* _Extracted data entries_:
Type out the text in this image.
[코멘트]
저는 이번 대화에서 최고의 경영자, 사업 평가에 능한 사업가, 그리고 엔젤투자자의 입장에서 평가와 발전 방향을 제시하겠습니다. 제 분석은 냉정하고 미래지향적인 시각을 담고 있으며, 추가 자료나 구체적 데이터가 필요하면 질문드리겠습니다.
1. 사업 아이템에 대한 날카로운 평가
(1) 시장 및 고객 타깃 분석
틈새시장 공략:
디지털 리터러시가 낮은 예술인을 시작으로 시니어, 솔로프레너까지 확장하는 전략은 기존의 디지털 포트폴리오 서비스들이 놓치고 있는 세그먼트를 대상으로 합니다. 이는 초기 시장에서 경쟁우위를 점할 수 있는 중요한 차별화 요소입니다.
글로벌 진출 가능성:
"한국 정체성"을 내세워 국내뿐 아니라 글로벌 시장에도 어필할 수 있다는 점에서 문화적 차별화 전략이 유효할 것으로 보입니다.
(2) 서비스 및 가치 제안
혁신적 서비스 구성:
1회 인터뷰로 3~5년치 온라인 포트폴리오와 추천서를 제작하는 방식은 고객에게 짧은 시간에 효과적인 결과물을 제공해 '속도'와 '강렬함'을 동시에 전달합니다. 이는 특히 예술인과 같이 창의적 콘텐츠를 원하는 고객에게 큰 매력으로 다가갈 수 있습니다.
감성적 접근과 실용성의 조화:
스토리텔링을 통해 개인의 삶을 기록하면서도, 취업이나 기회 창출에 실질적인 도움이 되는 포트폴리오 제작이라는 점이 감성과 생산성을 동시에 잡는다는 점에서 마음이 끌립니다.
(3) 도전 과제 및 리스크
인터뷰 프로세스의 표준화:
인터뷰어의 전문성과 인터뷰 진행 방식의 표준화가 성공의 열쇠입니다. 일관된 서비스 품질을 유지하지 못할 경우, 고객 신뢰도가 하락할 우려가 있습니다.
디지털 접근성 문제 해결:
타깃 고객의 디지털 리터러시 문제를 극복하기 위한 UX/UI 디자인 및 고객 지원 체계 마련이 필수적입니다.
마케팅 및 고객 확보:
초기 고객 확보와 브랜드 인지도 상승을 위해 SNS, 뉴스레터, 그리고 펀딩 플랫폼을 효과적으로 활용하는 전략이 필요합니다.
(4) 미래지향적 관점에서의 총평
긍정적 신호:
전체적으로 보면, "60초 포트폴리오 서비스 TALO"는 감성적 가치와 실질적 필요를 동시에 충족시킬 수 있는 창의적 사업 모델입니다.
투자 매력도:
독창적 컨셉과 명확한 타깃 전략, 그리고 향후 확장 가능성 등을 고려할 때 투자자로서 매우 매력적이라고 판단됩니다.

---

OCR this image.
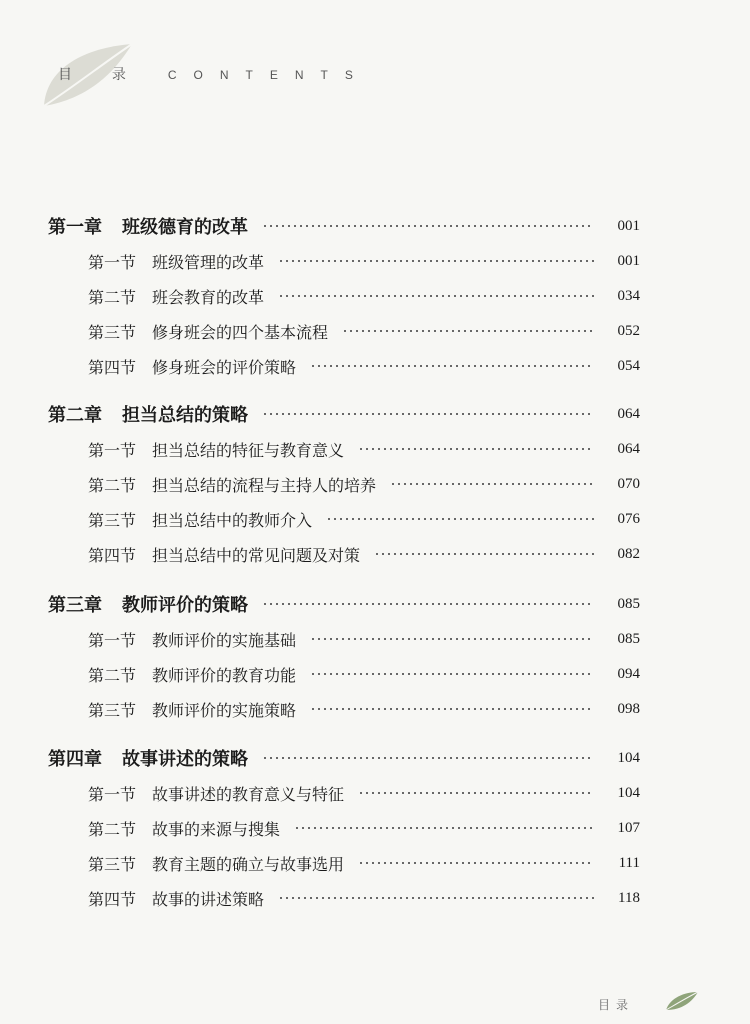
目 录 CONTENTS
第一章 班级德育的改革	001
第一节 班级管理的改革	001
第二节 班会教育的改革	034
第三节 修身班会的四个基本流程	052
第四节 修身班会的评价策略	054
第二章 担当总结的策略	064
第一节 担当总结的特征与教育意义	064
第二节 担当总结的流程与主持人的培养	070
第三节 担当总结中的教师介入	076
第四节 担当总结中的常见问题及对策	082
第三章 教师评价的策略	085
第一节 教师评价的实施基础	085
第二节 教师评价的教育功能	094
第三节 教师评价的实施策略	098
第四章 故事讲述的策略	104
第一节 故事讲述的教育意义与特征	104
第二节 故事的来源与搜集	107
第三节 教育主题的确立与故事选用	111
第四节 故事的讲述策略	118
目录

---

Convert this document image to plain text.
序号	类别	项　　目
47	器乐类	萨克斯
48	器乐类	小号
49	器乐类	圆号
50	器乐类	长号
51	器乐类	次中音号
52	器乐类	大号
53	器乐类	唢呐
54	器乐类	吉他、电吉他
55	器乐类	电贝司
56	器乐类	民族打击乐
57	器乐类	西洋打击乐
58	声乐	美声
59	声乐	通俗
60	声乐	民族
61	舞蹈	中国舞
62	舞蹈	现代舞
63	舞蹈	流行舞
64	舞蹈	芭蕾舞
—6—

* _WHAT YOU SHOULD DO_:
Work out how many lines of the data above contain the string "있습니다" and give the number alone.

* _WORKED ANSWER_:
2